**CHALLENGE**: Print the entire listing. Each line must match the original exactly.
=======
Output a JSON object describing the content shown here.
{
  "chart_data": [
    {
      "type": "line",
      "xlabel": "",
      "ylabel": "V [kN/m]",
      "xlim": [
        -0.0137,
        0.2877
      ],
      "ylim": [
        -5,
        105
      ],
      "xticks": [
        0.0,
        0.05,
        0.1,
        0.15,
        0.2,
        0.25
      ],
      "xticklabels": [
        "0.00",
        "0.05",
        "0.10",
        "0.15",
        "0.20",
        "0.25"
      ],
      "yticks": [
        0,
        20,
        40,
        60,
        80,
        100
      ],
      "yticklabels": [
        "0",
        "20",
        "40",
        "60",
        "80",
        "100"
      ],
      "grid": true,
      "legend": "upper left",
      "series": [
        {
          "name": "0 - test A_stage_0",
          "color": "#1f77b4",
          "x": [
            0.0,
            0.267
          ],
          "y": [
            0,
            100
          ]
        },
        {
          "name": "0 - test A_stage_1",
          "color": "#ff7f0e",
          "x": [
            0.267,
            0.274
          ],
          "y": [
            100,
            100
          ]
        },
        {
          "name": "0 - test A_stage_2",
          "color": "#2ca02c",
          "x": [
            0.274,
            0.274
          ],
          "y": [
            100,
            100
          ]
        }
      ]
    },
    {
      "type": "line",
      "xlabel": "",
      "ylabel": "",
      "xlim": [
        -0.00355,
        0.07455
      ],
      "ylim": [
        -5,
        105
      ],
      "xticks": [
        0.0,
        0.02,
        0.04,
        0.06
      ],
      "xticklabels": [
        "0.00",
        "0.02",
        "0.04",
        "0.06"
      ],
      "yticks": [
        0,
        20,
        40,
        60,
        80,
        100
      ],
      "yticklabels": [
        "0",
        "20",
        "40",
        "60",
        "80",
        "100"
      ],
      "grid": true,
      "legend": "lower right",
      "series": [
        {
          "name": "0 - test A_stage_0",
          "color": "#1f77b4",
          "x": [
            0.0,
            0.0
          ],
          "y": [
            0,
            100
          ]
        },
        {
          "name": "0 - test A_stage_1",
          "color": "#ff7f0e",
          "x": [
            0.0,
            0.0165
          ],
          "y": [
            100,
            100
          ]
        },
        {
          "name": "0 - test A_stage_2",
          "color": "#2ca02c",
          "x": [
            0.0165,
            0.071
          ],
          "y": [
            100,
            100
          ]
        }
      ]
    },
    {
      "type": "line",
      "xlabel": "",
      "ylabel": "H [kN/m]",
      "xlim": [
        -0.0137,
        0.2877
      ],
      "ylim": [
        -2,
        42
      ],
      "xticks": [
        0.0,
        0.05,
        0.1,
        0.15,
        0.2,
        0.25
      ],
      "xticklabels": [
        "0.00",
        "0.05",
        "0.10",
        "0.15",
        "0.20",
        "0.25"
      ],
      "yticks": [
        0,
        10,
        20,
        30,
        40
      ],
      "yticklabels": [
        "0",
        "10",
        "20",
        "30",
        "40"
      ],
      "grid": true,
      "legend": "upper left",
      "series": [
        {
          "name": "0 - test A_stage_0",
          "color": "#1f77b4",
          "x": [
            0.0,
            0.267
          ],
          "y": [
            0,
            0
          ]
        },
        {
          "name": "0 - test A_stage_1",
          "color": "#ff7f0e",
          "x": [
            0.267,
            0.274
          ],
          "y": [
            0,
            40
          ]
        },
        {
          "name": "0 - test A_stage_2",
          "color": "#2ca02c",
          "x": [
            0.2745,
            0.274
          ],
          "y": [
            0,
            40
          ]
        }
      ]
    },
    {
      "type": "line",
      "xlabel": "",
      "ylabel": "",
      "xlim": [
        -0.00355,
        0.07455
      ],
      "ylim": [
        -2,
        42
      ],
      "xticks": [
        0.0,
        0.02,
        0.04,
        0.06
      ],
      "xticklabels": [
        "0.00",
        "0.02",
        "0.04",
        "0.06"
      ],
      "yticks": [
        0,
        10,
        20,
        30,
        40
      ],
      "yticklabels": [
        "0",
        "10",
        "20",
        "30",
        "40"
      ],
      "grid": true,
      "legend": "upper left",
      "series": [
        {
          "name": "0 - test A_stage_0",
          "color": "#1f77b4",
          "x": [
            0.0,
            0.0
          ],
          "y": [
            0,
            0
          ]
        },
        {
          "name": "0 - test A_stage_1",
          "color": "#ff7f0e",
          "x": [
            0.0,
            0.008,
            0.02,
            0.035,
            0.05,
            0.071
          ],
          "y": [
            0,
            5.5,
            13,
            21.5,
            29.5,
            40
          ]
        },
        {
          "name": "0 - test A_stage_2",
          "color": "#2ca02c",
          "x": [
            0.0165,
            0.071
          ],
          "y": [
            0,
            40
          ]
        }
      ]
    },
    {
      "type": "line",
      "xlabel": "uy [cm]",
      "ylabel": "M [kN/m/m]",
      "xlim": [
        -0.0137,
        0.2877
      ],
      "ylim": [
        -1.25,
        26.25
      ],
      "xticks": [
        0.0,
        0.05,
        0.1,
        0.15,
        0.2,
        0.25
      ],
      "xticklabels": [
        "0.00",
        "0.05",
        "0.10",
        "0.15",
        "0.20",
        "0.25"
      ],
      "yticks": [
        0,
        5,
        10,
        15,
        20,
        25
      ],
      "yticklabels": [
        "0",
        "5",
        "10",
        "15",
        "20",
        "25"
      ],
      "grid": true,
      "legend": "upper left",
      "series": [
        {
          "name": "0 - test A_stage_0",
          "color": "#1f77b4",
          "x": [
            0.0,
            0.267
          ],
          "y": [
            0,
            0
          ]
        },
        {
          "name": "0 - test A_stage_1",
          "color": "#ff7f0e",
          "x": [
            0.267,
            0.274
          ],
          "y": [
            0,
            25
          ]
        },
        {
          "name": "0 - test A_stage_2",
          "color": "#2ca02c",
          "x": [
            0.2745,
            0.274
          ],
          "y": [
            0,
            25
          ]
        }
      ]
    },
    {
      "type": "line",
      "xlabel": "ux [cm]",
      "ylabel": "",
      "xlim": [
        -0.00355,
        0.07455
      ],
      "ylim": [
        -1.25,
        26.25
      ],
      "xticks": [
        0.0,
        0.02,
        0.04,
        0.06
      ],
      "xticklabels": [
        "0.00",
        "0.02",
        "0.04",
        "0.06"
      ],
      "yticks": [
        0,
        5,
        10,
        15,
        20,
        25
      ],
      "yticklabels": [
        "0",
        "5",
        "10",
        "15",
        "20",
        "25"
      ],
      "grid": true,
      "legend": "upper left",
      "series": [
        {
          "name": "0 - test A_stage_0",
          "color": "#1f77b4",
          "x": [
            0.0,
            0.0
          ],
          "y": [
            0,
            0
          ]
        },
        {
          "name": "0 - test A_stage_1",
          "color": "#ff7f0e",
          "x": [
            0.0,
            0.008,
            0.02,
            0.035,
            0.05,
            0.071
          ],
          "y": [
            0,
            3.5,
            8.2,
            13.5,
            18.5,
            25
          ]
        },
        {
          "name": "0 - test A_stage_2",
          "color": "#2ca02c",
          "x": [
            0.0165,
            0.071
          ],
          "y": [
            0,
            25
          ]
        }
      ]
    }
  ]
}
=======
**CORRECT RESULT**:
Output a JSON object describing the content shown here.
{
  "chart_data": [
    {
      "type": "line",
      "xlabel": "",
      "ylabel": "V [kN/m]",
      "xlim": [
        -0.0137,
        0.2877
      ],
      "ylim": [
        -5,
        105
      ],
      "xticks": [
        0.0,
        0.05,
        0.1,
        0.15,
        0.2,
        0.25
      ],
      "xticklabels": [
        "0.00",
        "0.05",
        "0.10",
        "0.15",
        "0.20",
        "0.25"
      ],
      "yticks": [
        0,
        20,
        40,
        60,
        80,
        100
      ],
      "yticklabels": [
        "0",
        "20",
        "40",
        "60",
        "80",
        "100"
      ],
      "grid": true,
      "legend": "upper left",
      "series": [
        {
          "name": "0 - test A_stage_0",
          "color": "#1f77b4",
          "x": [
            0.0,
            0.267
          ],
          "y": [
            0,
            100
          ]
        },
        {
          "name": "0 - test A_stage_1",
          "color": "#ff7f0e",
          "x": [
            0.267,
            0.274
          ],
          "y": [
            100,
            100
          ]
        },
        {
          "name": "0 - test A_stage_2",
          "color": "#2ca02c",
          "x": [
            0.274,
            0.274
          ],
          "y": [
            100,
            100
          ]
        }
      ]
    },
    {
      "type": "line",
      "xlabel": "",
      "ylabel": "",
      "xlim": [
        -0.00355,
        0.07455
      ],
      "ylim": [
        -5,
        105
      ],
      "xticks": [
        0.0,
        0.02,
        0.04,
        0.06
      ],
      "xticklabels": [
        "0.00",
        "0.02",
        "0.04",
        "0.06"
      ],
      "yticks": [
        0,
        20,
        40,
        60,
        80,
        100
      ],
      "yticklabels": [
        "0",
        "20",
        "40",
        "60",
        "80",
        "100"
      ],
      "grid": true,
      "legend": "lower right",
      "series": [
        {
          "name": "0 - test A_stage_0",
          "color": "#1f77b4",
          "x": [
            0.0,
            0.0
          ],
          "y": [
            0,
            100
          ]
        },
        {
          "name": "0 - test A_stage_1",
          "color": "#ff7f0e",
          "x": [
            0.0,
            0.0165
          ],
          "y": [
            100,
            100
          ]
        },
        {
          "name": "0 - test A_stage_2",
          "color": "#2ca02c",
          "x": [
            0.0165,
            0.071
          ],
          "y": [
            100,
            100
          ]
        }
      ]
    },
    {
      "type": "line",
      "xlabel": "",
      "ylabel": "H [kN/m]",
      "xlim": [
        -0.0137,
        0.2877
      ],
      "ylim": [
        -2,
        42
      ],
      "xticks": [
        0.0,
        0.05,
        0.1,
        0.15,
        0.2,
        0.25
      ],
      "xticklabels": [
        "0.00",
        "0.05",
        "0.10",
        "0.15",
        "0.20",
        "0.25"
      ],
      "yticks": [
        0,
        10,
        20,
        30,
        40
      ],
      "yticklabels": [
        "0",
        "10",
        "20",
        "30",
        "40"
      ],
      "grid": true,
      "legend": "upper left",
      "series": [
        {
          "name": "0 - test A_stage_0",
          "color": "#1f77b4",
          "x": [
            0.0,
            0.267
          ],
          "y": [
            0,
            0
          ]
        },
        {
          "name": "0 - test A_stage_1",
          "color": "#ff7f0e",
          "x": [
            0.267,
            0.274
          ],
          "y": [
            0,
            40
          ]
        },
        {
          "name": "0 - test A_stage_2",
          "color": "#2ca02c",
          "x": [
            0.2745,
            0.274
          ],
          "y": [
            0,
            40
          ]
        }
      ]
    },
    {
      "type": "line",
      "xlabel": "",
      "ylabel": "",
      "xlim": [
        -0.00355,
        0.07455
      ],
      "ylim": [
        -2,
        42
      ],
      "xticks": [
        0.0,
        0.02,
        0.04,
        0.06
      ],
      "xticklabels": [
        "0.00",
        "0.02",
        "0.04",
        "0.06"
      ],
      "yticks": [
        0,
        10,
        20,
        30,
        40
      ],
      "yticklabels": [
        "0",
        "10",
        "20",
        "30",
        "40"
      ],
      "grid": true,
      "legend": "upper left",
      "series": [
        {
          "name": "0 - test A_stage_0",
          "color": "#1f77b4",
          "x": [
            0.0,
            0.0
          ],
          "y": [
            0,
            0
          ]
        },
        {
          "name": "0 - test A_stage_1",
          "color": "#ff7f0e",
          "x": [
            0.0,
            0.008,
            0.02,
            0.035,
            0.05,
            0.071
          ],
          "y": [
            0,
            5.5,
            13,
            21.5,
            29.5,
            40
          ]
        },
        {
          "name": "0 - test A_stage_2",
          "color": "#2ca02c",
          "x": [
            0.0165,
            0.071
          ],
          "y": [
            0,
            40
          ]
        }
      ]
    },
    {
      "type": "line",
      "xlabel": "uy [cm]",
      "ylabel": "M [kN/m/m]",
      "xlim": [
        -0.0137,
        0.2877
      ],
      "ylim": [
        -1.25,
        26.25
      ],
      "xticks": [
        0.0,
        0.05,
        0.1,
        0.15,
        0.2,
        0.25
      ],
      "xticklabels": [
        "0.00",
        "0.05",
        "0.10",
        "0.15",
        "0.20",
        "0.25"
      ],
      "yticks": [
        0,
        5,
        10,
        15,
        20,
        25
      ],
      "yticklabels": [
        "0",
        "5",
        "10",
        "15",
        "20",
        "25"
      ],
      "grid": true,
      "legend": "upper left",
      "series": [
        {
          "name": "0 - test A_stage_0",
          "color": "#1f77b4",
          "x": [
            0.0,
            0.267
          ],
          "y": [
            0,
            0
          ]
        },
        {
          "name": "0 - test A_stage_1",
          "color": "#ff7f0e",
          "x": [
            0.267,
            0.274
          ],
          "y": [
            0,
            25
          ]
        },
        {
          "name": "0 - test A_stage_2",
          "color": "#2ca02c",
          "x": [
            0.2745,
            0.274
          ],
          "y": [
            0,
            25
          ]
        }
      ]
    },
    {
      "type": "line",
      "xlabel": "ux [cm]",
      "ylabel": "",
      "xlim": [
        -0.00355,
        0.07455
      ],
      "ylim": [
        -1.25,
        26.25
      ],
      "xticks": [
        0.0,
        0.02,
        0.04,
        0.06
      ],
      "xticklabels": [
        "0.00",
        "0.02",
        "0.04",
        "0.06"
      ],
      "yticks": [
        0,
        5,
        10,
        15,
        20,
        25
      ],
      "yticklabels": [
        "0",
        "5",
        "10",
        "15",
        "20",
        "25"
      ],
      "grid": true,
      "legend": "upper left",
      "series": [
        {
          "name": "0 - test A_stage_0",
          "color": "#1f77b4",
          "x": [
            0.0,
            0.0
          ],
          "y": [
            0,
            0
          ]
        },
        {
          "name": "0 - test A_stage_1",
          "color": "#ff7f0e",
          "x": [
            0.0,
            0.008,
            0.02,
            0.035,
            0.05,
            0.071
          ],
          "y": [
            0,
            3.5,
            8.2,
            13.5,
            18.5,
            25
          ]
        },
        {
          "name": "0 - test A_stage_2",
          "color": "#2ca02c",
          "x": [
            0.0165,
            0.071
          ],
          "y": [
            0,
            25
          ]
        }
      ]
    }
  ]
}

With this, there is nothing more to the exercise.